[Given task]
Below are records; state how many of their lines hold the word "connection", and give only the figure.

Collection entries
____________________

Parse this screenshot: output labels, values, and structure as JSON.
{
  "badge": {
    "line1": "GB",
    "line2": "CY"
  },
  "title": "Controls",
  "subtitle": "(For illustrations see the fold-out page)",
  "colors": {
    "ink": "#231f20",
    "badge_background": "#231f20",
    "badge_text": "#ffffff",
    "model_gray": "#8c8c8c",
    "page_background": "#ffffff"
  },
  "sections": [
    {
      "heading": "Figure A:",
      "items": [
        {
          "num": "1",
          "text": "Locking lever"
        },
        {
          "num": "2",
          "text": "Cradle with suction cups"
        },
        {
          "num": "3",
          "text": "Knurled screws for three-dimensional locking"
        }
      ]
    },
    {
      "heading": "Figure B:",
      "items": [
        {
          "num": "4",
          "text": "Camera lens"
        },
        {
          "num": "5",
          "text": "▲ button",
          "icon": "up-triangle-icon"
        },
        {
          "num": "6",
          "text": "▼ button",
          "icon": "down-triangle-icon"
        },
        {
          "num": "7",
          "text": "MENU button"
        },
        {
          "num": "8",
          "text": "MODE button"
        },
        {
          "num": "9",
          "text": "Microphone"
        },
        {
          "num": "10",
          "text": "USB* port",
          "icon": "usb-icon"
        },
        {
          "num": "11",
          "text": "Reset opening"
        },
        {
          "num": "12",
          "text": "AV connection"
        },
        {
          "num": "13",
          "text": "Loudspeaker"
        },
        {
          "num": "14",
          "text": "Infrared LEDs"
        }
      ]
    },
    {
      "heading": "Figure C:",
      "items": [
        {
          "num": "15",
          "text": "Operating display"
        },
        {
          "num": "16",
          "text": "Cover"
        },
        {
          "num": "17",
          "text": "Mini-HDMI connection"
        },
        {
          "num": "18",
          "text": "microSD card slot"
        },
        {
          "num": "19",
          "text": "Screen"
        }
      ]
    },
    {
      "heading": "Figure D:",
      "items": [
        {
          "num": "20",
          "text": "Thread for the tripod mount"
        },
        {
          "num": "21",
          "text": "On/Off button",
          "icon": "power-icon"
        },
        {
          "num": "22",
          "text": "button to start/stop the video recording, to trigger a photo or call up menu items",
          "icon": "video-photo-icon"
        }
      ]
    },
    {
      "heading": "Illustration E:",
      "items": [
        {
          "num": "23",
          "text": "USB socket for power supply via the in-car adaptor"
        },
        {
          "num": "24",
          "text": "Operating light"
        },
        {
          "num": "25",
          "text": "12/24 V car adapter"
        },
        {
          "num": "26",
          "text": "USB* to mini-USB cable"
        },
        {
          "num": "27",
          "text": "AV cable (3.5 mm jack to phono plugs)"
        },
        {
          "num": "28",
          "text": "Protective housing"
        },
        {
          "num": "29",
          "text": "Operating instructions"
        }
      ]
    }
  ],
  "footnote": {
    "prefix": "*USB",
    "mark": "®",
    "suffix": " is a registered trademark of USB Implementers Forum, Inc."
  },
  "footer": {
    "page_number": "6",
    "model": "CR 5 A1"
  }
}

____________________

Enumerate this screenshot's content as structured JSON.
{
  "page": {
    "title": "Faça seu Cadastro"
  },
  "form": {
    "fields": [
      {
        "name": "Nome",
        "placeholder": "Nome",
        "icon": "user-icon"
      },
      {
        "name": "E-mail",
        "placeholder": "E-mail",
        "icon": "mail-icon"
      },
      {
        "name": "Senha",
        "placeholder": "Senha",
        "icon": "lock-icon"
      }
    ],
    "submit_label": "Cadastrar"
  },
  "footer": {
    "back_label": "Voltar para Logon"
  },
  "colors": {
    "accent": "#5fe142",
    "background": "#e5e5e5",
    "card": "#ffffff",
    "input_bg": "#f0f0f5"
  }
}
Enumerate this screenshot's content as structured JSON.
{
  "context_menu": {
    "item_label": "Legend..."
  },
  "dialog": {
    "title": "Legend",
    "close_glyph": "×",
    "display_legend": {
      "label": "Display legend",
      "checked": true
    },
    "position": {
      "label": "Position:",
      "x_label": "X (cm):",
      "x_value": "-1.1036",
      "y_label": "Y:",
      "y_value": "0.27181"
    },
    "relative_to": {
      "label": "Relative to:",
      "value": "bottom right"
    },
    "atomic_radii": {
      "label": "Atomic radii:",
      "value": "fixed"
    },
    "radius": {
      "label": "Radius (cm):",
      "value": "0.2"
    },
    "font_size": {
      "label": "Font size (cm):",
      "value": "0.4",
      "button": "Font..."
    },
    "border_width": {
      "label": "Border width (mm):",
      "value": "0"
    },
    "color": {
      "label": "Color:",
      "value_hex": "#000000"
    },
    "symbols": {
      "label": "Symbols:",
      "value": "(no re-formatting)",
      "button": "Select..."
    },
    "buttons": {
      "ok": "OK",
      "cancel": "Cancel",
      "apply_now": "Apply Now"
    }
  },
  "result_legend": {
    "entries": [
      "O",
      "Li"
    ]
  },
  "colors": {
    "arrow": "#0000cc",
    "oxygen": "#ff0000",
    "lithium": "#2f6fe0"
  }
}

____________________

[Solution to the exercise]
2